Exercise directions → Make an exact copy of all the entries, but do not reproduce the pictures.

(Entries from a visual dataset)
■ ■ ■ ■

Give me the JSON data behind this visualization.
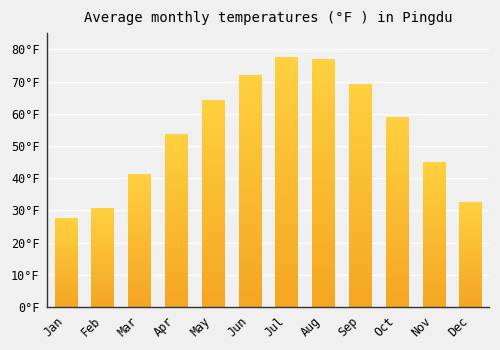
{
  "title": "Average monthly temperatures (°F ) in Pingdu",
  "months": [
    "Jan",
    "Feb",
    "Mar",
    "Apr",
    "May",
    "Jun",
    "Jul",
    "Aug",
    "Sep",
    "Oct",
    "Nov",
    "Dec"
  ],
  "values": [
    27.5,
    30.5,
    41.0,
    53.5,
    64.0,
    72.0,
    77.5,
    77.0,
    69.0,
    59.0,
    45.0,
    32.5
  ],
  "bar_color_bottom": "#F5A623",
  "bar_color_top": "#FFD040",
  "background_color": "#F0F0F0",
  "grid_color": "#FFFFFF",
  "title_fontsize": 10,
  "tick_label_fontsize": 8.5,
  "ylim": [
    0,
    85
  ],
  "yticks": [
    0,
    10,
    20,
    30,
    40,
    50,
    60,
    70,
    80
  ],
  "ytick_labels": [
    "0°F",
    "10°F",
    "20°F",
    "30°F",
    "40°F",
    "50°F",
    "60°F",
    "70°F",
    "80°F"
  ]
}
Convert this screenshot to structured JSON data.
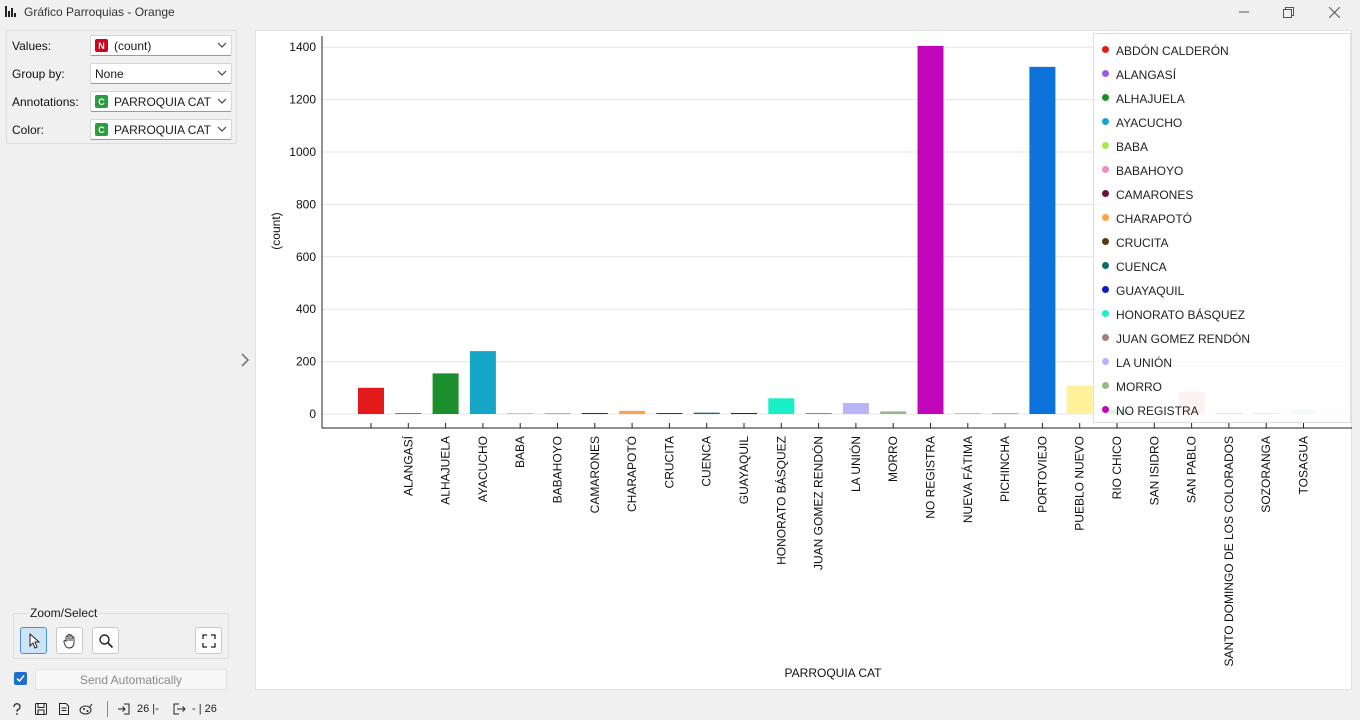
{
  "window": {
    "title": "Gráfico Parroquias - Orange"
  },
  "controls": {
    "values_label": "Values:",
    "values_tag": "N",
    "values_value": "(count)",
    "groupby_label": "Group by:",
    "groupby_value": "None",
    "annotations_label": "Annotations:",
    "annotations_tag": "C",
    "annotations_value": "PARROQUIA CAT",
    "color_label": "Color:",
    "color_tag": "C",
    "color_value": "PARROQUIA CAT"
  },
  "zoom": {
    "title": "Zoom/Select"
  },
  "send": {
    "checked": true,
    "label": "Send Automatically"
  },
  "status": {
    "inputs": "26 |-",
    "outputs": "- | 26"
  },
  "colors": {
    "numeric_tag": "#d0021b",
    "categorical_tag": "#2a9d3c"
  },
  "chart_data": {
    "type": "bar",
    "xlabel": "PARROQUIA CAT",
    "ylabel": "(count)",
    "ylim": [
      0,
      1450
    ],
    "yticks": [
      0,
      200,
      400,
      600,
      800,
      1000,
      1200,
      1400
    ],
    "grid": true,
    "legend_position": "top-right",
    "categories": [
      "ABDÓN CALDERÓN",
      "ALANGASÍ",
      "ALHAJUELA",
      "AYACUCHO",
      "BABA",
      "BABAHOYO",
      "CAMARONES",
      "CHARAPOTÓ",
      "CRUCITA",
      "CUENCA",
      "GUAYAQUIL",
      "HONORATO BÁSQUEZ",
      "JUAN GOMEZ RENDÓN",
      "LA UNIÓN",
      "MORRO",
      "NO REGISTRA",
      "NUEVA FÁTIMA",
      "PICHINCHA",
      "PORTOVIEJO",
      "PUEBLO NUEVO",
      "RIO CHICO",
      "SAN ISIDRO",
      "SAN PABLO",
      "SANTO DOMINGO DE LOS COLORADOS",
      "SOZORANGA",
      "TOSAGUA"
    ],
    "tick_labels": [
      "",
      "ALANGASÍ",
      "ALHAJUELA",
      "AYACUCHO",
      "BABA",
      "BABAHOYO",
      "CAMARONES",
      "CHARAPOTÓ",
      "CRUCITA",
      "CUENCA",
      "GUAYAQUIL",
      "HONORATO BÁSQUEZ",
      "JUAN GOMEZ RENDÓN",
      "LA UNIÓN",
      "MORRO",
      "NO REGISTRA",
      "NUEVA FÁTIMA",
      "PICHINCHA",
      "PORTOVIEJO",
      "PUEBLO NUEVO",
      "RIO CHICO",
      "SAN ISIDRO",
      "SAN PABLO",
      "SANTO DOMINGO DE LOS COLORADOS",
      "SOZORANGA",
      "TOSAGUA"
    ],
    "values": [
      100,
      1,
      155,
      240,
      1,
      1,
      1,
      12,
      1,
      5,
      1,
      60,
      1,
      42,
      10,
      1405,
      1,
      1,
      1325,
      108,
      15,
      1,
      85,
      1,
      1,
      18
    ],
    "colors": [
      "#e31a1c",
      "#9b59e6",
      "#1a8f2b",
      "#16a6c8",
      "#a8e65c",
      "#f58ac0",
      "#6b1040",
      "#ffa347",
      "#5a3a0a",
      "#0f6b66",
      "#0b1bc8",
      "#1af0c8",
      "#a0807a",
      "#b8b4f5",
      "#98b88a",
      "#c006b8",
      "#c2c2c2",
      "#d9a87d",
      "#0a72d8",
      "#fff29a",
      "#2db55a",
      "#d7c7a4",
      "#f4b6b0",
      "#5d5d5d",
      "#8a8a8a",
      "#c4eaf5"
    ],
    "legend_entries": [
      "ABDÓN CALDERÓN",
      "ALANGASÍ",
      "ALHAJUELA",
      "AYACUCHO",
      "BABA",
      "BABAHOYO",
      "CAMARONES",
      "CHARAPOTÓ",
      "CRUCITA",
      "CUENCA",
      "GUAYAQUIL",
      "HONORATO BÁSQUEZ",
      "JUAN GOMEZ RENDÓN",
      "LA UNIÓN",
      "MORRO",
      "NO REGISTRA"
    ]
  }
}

■ ■ ■ ■

Written response →
Give me the JSON data behind this visualization.
{
  "title": "Average monthly temperatures (°F ) in Pingdu",
  "months": [
    "Jan",
    "Feb",
    "Mar",
    "Apr",
    "May",
    "Jun",
    "Jul",
    "Aug",
    "Sep",
    "Oct",
    "Nov",
    "Dec"
  ],
  "values": [
    27.5,
    30.5,
    41.0,
    53.5,
    64.0,
    72.0,
    77.5,
    77.0,
    69.0,
    59.0,
    45.0,
    32.5
  ],
  "bar_color_bottom": "#F5A623",
  "bar_color_top": "#FFD040",
  "background_color": "#F0F0F0",
  "grid_color": "#FFFFFF",
  "title_fontsize": 10,
  "tick_label_fontsize": 8.5,
  "ylim": [
    0,
    85
  ],
  "yticks": [
    0,
    10,
    20,
    30,
    40,
    50,
    60,
    70,
    80
  ],
  "ytick_labels": [
    "0°F",
    "10°F",
    "20°F",
    "30°F",
    "40°F",
    "50°F",
    "60°F",
    "70°F",
    "80°F"
  ]
}
Convert this screenshot to structured JSON data.
{
  "window": {
    "title": "Gráfico Parroquias - Orange"
  },
  "controls": {
    "values_label": "Values:",
    "values_tag": "N",
    "values_value": "(count)",
    "groupby_label": "Group by:",
    "groupby_value": "None",
    "annotations_label": "Annotations:",
    "annotations_tag": "C",
    "annotations_value": "PARROQUIA CAT",
    "color_label": "Color:",
    "color_tag": "C",
    "color_value": "PARROQUIA CAT"
  },
  "zoom": {
    "title": "Zoom/Select"
  },
  "send": {
    "checked": true,
    "label": "Send Automatically"
  },
  "status": {
    "inputs": "26 |-",
    "outputs": "- | 26"
  },
  "colors": {
    "numeric_tag": "#d0021b",
    "categorical_tag": "#2a9d3c"
  },
  "chart_data": {
    "type": "bar",
    "xlabel": "PARROQUIA CAT",
    "ylabel": "(count)",
    "ylim": [
      0,
      1450
    ],
    "yticks": [
      0,
      200,
      400,
      600,
      800,
      1000,
      1200,
      1400
    ],
    "grid": true,
    "legend_position": "top-right",
    "categories": [
      "ABDÓN CALDERÓN",
      "ALANGASÍ",
      "ALHAJUELA",
      "AYACUCHO",
      "BABA",
      "BABAHOYO",
      "CAMARONES",
      "CHARAPOTÓ",
      "CRUCITA",
      "CUENCA",
      "GUAYAQUIL",
      "HONORATO BÁSQUEZ",
      "JUAN GOMEZ RENDÓN",
      "LA UNIÓN",
      "MORRO",
      "NO REGISTRA",
      "NUEVA FÁTIMA",
      "PICHINCHA",
      "PORTOVIEJO",
      "PUEBLO NUEVO",
      "RIO CHICO",
      "SAN ISIDRO",
      "SAN PABLO",
      "SANTO DOMINGO DE LOS COLORADOS",
      "SOZORANGA",
      "TOSAGUA"
    ],
    "tick_labels": [
      "",
      "ALANGASÍ",
      "ALHAJUELA",
      "AYACUCHO",
      "BABA",
      "BABAHOYO",
      "CAMARONES",
      "CHARAPOTÓ",
      "CRUCITA",
      "CUENCA",
      "GUAYAQUIL",
      "HONORATO BÁSQUEZ",
      "JUAN GOMEZ RENDÓN",
      "LA UNIÓN",
      "MORRO",
      "NO REGISTRA",
      "NUEVA FÁTIMA",
      "PICHINCHA",
      "PORTOVIEJO",
      "PUEBLO NUEVO",
      "RIO CHICO",
      "SAN ISIDRO",
      "SAN PABLO",
      "SANTO DOMINGO DE LOS COLORADOS",
      "SOZORANGA",
      "TOSAGUA"
    ],
    "values": [
      100,
      1,
      155,
      240,
      1,
      1,
      1,
      12,
      1,
      5,
      1,
      60,
      1,
      42,
      10,
      1405,
      1,
      1,
      1325,
      108,
      15,
      1,
      85,
      1,
      1,
      18
    ],
    "colors": [
      "#e31a1c",
      "#9b59e6",
      "#1a8f2b",
      "#16a6c8",
      "#a8e65c",
      "#f58ac0",
      "#6b1040",
      "#ffa347",
      "#5a3a0a",
      "#0f6b66",
      "#0b1bc8",
      "#1af0c8",
      "#a0807a",
      "#b8b4f5",
      "#98b88a",
      "#c006b8",
      "#c2c2c2",
      "#d9a87d",
      "#0a72d8",
      "#fff29a",
      "#2db55a",
      "#d7c7a4",
      "#f4b6b0",
      "#5d5d5d",
      "#8a8a8a",
      "#c4eaf5"
    ],
    "legend_entries": [
      "ABDÓN CALDERÓN",
      "ALANGASÍ",
      "ALHAJUELA",
      "AYACUCHO",
      "BABA",
      "BABAHOYO",
      "CAMARONES",
      "CHARAPOTÓ",
      "CRUCITA",
      "CUENCA",
      "GUAYAQUIL",
      "HONORATO BÁSQUEZ",
      "JUAN GOMEZ RENDÓN",
      "LA UNIÓN",
      "MORRO",
      "NO REGISTRA"
    ]
  }
}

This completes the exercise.